#### [WORK TO COMPLETE]
Select all lines holding the word "name" from the entries that follow.

[Items from a data source]
..........
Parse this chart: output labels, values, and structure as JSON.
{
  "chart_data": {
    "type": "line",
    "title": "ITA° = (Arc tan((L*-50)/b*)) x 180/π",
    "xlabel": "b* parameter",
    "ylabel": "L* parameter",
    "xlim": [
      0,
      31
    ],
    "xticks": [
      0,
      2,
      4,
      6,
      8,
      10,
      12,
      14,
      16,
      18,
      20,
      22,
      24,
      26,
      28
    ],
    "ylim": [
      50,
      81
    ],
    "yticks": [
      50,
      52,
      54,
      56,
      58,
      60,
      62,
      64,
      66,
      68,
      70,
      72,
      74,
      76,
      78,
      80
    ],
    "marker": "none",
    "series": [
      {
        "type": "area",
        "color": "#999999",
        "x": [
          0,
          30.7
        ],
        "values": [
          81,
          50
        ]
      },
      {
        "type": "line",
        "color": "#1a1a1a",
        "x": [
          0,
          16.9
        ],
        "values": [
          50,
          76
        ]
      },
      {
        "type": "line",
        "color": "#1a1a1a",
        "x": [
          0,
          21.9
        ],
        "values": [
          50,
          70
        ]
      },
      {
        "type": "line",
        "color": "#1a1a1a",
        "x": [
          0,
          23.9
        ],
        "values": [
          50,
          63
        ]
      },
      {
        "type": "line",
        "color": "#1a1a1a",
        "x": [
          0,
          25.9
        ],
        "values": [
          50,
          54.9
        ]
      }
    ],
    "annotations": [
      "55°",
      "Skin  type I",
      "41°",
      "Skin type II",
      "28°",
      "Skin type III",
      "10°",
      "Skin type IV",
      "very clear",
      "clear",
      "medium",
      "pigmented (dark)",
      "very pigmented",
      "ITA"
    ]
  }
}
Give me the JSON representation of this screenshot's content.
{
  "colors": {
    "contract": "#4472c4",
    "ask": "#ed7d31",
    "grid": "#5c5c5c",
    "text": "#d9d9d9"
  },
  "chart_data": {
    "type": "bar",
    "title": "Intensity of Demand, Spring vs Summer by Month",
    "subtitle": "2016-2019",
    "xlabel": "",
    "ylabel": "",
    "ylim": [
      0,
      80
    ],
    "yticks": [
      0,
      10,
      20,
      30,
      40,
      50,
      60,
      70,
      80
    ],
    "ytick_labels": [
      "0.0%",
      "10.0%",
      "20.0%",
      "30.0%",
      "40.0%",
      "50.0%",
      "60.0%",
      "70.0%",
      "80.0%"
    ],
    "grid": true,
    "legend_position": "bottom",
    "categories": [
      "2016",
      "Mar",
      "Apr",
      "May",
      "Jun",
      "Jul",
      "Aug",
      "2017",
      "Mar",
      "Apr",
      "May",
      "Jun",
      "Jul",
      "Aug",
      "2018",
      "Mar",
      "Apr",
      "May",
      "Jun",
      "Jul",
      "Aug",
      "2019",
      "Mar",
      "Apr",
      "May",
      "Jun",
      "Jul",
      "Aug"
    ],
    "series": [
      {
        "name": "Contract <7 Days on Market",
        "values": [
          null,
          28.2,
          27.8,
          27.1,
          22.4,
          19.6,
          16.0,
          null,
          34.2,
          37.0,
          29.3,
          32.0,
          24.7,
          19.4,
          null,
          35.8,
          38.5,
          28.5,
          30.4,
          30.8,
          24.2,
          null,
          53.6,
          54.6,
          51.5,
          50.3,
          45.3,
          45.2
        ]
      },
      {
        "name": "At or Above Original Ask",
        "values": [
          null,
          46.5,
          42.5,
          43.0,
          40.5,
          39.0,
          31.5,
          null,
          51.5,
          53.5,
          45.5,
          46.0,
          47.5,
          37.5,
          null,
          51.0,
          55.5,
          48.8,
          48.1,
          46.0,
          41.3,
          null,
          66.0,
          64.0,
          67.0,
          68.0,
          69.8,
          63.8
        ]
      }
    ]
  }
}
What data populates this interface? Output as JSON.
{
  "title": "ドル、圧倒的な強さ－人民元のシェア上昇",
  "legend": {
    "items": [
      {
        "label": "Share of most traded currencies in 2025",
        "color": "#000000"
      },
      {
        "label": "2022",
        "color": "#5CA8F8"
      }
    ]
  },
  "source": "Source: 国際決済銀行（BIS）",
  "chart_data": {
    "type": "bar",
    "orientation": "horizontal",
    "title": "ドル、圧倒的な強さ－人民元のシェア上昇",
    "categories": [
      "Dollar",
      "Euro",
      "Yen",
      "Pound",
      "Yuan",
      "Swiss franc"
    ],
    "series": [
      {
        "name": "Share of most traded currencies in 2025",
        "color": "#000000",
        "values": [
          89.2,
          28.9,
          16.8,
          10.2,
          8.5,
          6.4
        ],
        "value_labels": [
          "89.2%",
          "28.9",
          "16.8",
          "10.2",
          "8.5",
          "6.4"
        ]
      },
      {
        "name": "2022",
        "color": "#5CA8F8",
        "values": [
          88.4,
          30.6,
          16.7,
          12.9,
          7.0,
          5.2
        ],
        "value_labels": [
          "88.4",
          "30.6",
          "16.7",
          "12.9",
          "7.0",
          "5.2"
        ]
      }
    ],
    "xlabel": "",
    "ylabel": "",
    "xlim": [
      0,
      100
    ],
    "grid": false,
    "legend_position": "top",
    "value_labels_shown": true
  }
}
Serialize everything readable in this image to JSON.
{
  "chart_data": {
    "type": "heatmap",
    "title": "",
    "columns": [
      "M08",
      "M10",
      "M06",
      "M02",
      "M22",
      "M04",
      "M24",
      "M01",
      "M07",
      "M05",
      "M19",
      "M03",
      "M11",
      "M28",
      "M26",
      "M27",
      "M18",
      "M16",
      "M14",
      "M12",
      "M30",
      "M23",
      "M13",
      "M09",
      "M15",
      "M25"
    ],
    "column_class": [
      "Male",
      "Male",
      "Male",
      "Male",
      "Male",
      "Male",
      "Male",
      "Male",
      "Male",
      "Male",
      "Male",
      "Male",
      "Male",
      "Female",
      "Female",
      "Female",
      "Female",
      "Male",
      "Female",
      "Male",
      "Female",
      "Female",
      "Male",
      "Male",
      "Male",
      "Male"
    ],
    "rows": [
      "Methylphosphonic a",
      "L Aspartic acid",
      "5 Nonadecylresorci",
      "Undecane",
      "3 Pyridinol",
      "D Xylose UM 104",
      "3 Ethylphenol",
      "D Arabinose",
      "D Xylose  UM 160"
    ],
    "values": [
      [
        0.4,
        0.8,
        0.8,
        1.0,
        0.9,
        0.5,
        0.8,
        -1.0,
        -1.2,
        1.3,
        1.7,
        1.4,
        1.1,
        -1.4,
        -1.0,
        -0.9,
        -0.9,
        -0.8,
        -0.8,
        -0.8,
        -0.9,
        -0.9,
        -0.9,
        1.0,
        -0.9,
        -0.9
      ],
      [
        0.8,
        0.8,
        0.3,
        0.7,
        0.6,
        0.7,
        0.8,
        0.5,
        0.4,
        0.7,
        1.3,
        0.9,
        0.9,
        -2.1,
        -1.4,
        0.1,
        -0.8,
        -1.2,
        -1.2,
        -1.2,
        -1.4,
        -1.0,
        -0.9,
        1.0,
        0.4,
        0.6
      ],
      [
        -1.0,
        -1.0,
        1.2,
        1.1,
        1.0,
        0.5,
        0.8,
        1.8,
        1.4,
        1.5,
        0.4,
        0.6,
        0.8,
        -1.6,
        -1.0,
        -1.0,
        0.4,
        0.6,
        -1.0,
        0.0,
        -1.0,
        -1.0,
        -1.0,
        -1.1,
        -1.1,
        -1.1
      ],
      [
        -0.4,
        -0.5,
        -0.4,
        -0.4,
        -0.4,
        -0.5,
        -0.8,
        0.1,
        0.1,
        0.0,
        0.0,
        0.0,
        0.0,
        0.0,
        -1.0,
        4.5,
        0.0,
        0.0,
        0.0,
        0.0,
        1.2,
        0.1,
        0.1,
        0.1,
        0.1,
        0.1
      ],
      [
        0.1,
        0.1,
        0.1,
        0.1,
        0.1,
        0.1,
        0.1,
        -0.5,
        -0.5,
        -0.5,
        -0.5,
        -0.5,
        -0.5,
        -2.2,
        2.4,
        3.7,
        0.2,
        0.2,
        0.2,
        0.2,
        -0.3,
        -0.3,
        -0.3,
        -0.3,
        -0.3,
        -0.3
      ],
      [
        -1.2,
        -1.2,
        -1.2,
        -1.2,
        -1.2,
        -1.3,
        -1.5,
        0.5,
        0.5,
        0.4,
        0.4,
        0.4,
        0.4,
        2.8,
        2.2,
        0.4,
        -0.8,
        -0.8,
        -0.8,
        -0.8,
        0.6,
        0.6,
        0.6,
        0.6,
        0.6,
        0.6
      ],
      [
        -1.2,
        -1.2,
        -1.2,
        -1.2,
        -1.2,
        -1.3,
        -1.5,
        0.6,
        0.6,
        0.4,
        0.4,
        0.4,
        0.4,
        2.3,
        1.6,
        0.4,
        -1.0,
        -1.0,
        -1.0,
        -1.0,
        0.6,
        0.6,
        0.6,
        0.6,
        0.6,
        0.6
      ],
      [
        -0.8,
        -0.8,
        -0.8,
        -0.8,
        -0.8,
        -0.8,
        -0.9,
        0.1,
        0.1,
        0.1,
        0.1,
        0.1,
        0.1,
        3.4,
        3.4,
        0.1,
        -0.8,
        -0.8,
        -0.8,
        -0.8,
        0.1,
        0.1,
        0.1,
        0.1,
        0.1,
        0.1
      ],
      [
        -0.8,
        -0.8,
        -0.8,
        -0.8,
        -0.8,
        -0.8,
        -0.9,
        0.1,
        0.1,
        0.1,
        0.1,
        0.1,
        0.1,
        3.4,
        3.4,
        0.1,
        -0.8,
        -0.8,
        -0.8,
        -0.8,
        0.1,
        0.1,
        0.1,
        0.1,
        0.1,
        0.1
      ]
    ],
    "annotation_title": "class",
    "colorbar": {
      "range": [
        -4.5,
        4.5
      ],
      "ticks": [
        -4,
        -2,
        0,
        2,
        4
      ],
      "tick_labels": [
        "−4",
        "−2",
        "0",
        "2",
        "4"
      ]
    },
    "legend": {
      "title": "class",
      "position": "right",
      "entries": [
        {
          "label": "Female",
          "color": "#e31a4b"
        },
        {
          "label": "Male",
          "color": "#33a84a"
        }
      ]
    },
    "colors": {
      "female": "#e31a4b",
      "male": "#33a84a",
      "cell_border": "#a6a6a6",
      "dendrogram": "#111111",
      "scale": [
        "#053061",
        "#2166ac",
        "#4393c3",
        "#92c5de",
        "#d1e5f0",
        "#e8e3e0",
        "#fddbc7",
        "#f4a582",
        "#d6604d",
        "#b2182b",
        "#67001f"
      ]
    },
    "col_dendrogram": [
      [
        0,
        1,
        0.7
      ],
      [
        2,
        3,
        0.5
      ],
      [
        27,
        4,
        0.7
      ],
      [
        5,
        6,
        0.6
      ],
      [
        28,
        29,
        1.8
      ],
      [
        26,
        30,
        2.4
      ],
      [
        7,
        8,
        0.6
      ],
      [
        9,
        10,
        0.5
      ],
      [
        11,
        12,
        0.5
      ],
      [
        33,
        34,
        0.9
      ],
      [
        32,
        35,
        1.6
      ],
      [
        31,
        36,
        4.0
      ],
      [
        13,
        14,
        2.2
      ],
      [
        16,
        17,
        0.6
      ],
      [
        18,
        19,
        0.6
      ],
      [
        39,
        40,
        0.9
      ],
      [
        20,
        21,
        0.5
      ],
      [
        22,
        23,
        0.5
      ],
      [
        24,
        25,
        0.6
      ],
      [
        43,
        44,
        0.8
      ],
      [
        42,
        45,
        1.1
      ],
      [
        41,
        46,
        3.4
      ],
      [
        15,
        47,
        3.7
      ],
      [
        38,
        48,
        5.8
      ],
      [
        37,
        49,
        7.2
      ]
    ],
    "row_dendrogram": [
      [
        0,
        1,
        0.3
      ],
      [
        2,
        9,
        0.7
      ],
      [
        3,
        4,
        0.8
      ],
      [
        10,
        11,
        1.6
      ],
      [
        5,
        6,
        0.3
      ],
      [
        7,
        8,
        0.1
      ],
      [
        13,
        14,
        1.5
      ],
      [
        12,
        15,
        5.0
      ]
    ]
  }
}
..........
#### [FINAL ANSWER]
        "name": "Contract <7 Days on Market",
        "name": "At or Above Original Ask",
        "name": "Share of most traded currencies in 2025",
        "name": "2022",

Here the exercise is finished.